▶ _Instructions to follow_
Restate, word for word, every line of the data.

----- Records for the exercise -----

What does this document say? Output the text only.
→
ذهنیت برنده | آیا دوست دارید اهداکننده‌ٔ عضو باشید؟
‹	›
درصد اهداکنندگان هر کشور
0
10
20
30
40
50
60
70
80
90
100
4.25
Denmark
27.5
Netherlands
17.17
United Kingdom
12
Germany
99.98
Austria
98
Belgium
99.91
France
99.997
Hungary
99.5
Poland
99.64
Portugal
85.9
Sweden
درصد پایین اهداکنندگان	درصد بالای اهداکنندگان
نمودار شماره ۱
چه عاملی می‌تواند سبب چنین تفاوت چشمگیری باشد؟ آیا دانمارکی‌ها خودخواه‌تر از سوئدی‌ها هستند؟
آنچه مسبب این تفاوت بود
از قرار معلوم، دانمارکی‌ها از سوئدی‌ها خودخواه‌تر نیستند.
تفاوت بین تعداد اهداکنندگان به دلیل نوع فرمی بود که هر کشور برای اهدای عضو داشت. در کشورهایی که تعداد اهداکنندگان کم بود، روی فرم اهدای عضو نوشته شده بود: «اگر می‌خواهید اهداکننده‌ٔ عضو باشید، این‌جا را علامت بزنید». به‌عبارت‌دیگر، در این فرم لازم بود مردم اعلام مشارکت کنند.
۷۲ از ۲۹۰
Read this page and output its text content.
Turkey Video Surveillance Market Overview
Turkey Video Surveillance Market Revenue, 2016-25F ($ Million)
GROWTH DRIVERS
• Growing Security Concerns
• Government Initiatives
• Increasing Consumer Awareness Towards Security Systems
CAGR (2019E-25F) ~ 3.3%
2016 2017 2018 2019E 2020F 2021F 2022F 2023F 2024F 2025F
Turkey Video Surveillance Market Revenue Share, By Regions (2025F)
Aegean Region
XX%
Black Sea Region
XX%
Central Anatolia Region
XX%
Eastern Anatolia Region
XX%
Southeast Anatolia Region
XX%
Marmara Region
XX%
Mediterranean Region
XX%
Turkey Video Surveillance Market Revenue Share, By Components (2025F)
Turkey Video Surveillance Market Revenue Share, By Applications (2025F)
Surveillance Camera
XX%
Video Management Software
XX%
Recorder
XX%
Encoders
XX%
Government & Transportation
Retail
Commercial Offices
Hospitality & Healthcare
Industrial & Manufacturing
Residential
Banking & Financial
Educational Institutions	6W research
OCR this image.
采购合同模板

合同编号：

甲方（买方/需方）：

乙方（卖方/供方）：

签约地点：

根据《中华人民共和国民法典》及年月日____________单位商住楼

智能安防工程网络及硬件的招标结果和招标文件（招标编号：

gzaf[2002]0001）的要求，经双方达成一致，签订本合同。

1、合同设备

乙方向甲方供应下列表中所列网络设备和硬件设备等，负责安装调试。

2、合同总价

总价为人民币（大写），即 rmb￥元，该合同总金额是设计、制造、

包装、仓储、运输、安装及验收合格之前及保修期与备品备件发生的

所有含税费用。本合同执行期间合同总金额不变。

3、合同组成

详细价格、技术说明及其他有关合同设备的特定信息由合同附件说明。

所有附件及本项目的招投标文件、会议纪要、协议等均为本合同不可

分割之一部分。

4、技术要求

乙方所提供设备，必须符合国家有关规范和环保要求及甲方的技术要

-----

▶ _Expected answer_
What does this document say? Output the text only.
→
ذهنیت برنده | آیا دوست دارید اهداکننده‌ٔ عضو باشید؟
‹	›
درصد اهداکنندگان هر کشور
0
10
20
30
40
50
60
70
80
90
100
4.25
Denmark
27.5
Netherlands
17.17
United Kingdom
12
Germany
99.98
Austria
98
Belgium
99.91
France
99.997
Hungary
99.5
Poland
99.64
Portugal
85.9
Sweden
درصد پایین اهداکنندگان	درصد بالای اهداکنندگان
نمودار شماره ۱
چه عاملی می‌تواند سبب چنین تفاوت چشمگیری باشد؟ آیا دانمارکی‌ها خودخواه‌تر از سوئدی‌ها هستند؟
آنچه مسبب این تفاوت بود
از قرار معلوم، دانمارکی‌ها از سوئدی‌ها خودخواه‌تر نیستند.
تفاوت بین تعداد اهداکنندگان به دلیل نوع فرمی بود که هر کشور برای اهدای عضو داشت. در کشورهایی که تعداد اهداکنندگان کم بود، روی فرم اهدای عضو نوشته شده بود: «اگر می‌خواهید اهداکننده‌ٔ عضو باشید، این‌جا را علامت بزنید». به‌عبارت‌دیگر، در این فرم لازم بود مردم اعلام مشارکت کنند.
۷۲ از ۲۹۰
Read this page and output its text content.
Turkey Video Surveillance Market Overview
Turkey Video Surveillance Market Revenue, 2016-25F ($ Million)
GROWTH DRIVERS
• Growing Security Concerns
• Government Initiatives
• Increasing Consumer Awareness Towards Security Systems
CAGR (2019E-25F) ~ 3.3%
2016 2017 2018 2019E 2020F 2021F 2022F 2023F 2024F 2025F
Turkey Video Surveillance Market Revenue Share, By Regions (2025F)
Aegean Region
XX%
Black Sea Region
XX%
Central Anatolia Region
XX%
Eastern Anatolia Region
XX%
Southeast Anatolia Region
XX%
Marmara Region
XX%
Mediterranean Region
XX%
Turkey Video Surveillance Market Revenue Share, By Components (2025F)
Turkey Video Surveillance Market Revenue Share, By Applications (2025F)
Surveillance Camera
XX%
Video Management Software
XX%
Recorder
XX%
Encoders
XX%
Government & Transportation
Retail
Commercial Offices
Hospitality & Healthcare
Industrial & Manufacturing
Residential
Banking & Financial
Educational Institutions	6W research
OCR this image.
采购合同模板

合同编号：

甲方（买方/需方）：

乙方（卖方/供方）：

签约地点：

根据《中华人民共和国民法典》及年月日____________单位商住楼

智能安防工程网络及硬件的招标结果和招标文件（招标编号：

gzaf[2002]0001）的要求，经双方达成一致，签订本合同。

1、合同设备

乙方向甲方供应下列表中所列网络设备和硬件设备等，负责安装调试。

2、合同总价

总价为人民币（大写），即 rmb￥元，该合同总金额是设计、制造、

包装、仓储、运输、安装及验收合格之前及保修期与备品备件发生的

所有含税费用。本合同执行期间合同总金额不变。

3、合同组成

详细价格、技术说明及其他有关合同设备的特定信息由合同附件说明。

所有附件及本项目的招投标文件、会议纪要、协议等均为本合同不可

分割之一部分。

4、技术要求

乙方所提供设备，必须符合国家有关规范和环保要求及甲方的技术要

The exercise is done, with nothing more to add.